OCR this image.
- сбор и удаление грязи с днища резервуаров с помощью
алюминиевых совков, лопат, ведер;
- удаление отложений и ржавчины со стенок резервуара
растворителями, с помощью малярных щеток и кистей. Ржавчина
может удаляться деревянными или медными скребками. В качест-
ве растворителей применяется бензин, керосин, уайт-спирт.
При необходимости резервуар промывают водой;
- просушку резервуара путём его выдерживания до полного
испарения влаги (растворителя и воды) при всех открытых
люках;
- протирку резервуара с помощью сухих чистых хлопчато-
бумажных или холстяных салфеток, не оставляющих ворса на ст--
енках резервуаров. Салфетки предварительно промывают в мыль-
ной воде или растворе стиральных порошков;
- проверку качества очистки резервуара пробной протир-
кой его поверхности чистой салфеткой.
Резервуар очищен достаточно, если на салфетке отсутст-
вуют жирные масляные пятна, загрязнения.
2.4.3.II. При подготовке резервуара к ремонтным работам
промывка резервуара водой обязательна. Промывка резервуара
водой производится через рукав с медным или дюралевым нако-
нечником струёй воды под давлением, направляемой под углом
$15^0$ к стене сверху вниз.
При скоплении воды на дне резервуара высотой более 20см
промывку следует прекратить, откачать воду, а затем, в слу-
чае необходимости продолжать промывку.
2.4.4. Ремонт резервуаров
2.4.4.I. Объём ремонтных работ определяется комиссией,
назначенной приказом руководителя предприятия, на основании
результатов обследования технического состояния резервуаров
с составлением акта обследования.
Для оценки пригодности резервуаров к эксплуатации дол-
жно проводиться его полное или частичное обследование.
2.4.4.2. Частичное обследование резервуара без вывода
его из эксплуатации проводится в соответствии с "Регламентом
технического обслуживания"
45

* * *

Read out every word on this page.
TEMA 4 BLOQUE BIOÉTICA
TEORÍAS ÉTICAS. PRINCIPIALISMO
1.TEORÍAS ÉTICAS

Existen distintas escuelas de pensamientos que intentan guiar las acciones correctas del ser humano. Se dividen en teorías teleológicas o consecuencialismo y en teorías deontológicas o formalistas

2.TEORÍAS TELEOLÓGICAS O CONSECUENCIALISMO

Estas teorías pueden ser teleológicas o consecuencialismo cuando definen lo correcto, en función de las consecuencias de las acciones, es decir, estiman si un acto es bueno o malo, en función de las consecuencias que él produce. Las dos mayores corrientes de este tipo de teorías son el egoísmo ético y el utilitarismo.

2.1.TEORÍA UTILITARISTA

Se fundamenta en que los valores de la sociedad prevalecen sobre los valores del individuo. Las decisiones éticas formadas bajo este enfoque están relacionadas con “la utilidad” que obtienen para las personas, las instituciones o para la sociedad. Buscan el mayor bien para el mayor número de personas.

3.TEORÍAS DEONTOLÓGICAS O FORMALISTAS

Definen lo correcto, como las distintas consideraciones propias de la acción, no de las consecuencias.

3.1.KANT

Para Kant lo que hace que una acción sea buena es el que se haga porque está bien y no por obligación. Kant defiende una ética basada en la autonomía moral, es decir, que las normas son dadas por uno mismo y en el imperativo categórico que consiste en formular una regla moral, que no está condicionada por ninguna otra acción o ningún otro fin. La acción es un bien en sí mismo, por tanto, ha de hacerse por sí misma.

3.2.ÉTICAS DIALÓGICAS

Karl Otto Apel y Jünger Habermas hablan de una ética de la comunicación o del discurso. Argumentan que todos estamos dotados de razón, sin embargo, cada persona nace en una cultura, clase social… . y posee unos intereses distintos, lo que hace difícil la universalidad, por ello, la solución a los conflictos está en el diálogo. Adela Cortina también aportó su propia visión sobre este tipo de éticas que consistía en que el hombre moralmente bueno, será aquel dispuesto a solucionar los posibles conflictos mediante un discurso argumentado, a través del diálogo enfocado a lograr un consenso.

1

* * *

TASK TO COMPLETE
Tally the lines containing "промывают". Provide the number without any other words.

RESPONSE
2